-- Given text --
+ + +

It's only taken £747 at the box office, but don't let that degrade the rest of his legacy.
The trailer for Run For Your Wife.
Yesterday morning, I set out to a far-flung corner of North-West London to catch the 11AM (yep) screening of Danny Dyer's new film, Run For Your Wife. I actually didn't know cinemas opened that early, but apparently they do, and tickets at that time only cost £4. They also threw in free coffee and custard creams as part of the package, which was kind of jarring because I always imagined Danny Dyer's fans watching his films with a nose full of last night's pub gak and a can of Stella.
Anyway, if you can't be bothered to watch the trailer above, Run For Your Wife is a comedy about Danny Dyer having two wives. His wives are played by TV presenter Denise van Outen and pop-singer Sarah Harding. Bolstering this powerhouse cast further is Men Behaving Badly star Neil Morrissey – these days, less of a cheeky chappy and more of an old man confused at his infantalising dementia, grey hair and growing paunch.
I was here because, at the last count, the film had taken a staggering £747 at the UK box office. Granted, it was only playing in about four cinemas in the London suburbs, but given the average price of a cinema ticket these days, you realise that's really quite remarkably shit. IMDb claims that the film had a budget of around £2.5 million, which means that – at this rate – it would have to show for another 3,347 weeks to break even. Which is about another 65 years. Judging by the look of the rest of audience, they don't really have that kind of time to spare.
Denise van Outen trying to hit Danny Dyer in the nuts in Run For Your Wife.

+ + +

-- Exercises --
(a) In the article on Run For Your Wife, how much did a ticket cost for the 11 AM screening the writer attended?
(b) Print the passage of the Run For Your Wife article that opens with the words containing "It's only taken" and closes with "can of Stella.".

-- Given material --
+ + +

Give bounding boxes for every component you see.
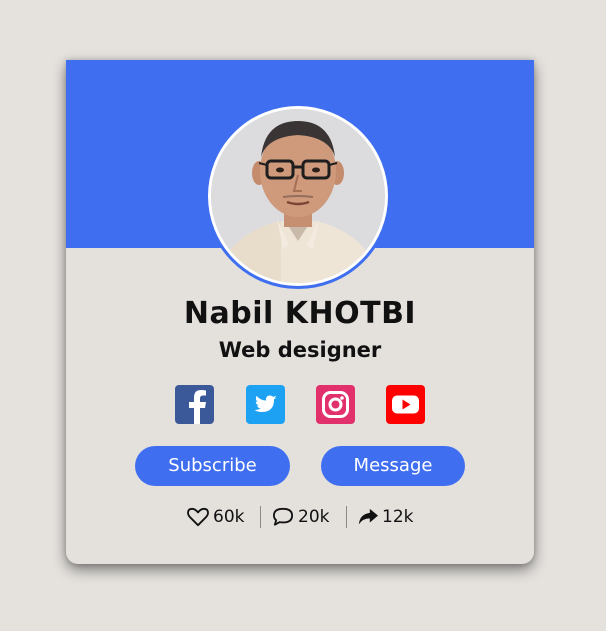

+ + +

-- Per-task answers --
(a) £4

(b)
It's only taken £747 at the box office, but don't let that degrade the rest of his legacy.
The trailer for Run For Your Wife.
Yesterday morning, I set out to a far-flung corner of North-West London to catch the 11AM (yep) screening of Danny Dyer's new film, Run For Your Wife. I actually didn't know cinemas opened that early, but apparently they do, and tickets at that time only cost £4. They also threw in free coffee and custard creams as part of the package, which was kind of jarring because I always imagined Danny Dyer's fans watching his films with a nose full of last night's pub gak and a can of Stella.